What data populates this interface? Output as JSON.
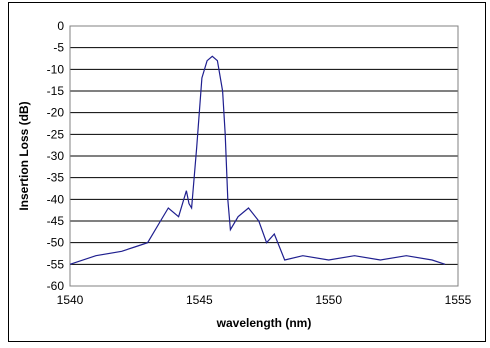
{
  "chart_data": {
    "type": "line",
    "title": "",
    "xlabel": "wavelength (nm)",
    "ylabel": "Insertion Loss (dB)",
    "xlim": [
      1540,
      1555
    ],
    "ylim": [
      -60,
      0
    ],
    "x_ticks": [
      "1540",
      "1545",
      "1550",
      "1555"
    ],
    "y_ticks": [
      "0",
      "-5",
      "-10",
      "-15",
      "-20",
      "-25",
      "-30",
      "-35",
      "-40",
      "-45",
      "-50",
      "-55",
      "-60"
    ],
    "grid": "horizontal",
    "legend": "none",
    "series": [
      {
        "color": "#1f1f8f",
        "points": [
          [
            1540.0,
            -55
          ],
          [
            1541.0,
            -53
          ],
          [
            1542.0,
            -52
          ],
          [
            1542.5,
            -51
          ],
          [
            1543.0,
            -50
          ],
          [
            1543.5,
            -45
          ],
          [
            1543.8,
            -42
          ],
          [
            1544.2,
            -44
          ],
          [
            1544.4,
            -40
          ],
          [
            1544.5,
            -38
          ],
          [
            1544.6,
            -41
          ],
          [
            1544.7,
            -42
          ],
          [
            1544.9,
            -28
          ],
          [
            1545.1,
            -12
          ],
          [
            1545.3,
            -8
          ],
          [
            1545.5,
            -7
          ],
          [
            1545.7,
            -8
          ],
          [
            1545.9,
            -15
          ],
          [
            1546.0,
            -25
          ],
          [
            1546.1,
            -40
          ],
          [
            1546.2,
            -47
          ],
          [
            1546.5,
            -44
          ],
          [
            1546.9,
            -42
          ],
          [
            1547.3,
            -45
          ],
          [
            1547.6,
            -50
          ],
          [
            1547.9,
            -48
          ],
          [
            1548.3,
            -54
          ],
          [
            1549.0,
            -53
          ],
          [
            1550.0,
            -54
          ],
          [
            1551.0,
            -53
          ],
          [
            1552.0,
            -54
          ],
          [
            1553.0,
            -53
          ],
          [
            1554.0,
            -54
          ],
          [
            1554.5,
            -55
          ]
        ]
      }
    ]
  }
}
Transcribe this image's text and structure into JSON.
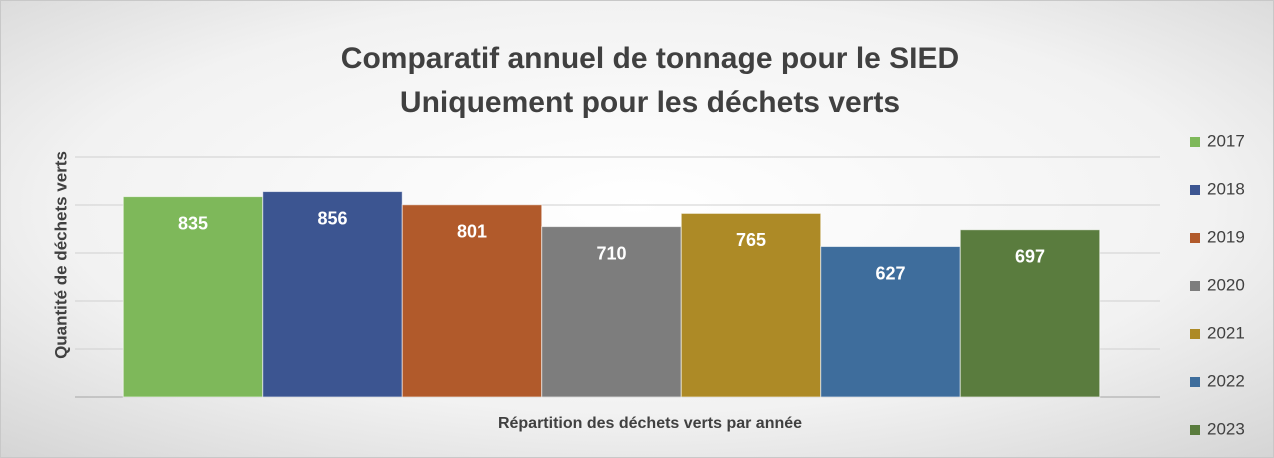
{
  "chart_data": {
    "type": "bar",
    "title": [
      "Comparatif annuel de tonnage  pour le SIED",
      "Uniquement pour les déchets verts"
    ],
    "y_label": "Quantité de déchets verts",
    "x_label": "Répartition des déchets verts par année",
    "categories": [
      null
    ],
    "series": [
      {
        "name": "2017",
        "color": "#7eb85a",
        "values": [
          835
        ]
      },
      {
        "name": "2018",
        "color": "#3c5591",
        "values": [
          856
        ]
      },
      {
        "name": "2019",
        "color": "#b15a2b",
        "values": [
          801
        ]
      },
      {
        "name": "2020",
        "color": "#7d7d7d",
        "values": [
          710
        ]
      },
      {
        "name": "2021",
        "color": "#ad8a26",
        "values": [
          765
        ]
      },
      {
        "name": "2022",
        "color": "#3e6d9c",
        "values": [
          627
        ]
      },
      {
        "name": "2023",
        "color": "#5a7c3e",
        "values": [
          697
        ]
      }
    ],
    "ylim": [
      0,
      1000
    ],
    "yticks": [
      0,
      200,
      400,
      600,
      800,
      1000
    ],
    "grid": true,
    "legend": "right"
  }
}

******************************

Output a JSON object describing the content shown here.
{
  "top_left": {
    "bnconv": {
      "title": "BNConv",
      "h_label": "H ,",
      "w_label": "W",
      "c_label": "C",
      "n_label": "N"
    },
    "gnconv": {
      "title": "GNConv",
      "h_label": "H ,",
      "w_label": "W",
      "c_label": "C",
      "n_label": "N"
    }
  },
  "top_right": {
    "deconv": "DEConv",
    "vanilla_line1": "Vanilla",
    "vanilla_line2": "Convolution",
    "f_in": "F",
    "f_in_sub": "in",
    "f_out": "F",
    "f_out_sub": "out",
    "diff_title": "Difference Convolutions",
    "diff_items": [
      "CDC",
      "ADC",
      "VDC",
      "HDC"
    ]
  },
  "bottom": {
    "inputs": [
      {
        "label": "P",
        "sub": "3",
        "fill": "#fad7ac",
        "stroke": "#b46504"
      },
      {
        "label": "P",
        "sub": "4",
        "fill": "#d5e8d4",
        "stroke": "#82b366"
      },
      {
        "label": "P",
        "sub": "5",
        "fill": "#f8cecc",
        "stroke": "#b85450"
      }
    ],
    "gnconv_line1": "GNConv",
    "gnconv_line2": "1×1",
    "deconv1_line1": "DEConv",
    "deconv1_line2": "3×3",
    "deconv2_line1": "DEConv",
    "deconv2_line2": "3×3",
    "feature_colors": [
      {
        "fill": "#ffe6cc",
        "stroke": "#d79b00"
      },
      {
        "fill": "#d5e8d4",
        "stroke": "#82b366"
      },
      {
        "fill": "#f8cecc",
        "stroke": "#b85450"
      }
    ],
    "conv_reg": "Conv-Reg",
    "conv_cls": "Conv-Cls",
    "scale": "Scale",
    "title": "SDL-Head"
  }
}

******************************

→ **Aim**
Return all the lines that contain the string "Output".

→ **Solution for this task**
What data populates this interface? Output as JSON.
Output a JSON object describing the content shown here.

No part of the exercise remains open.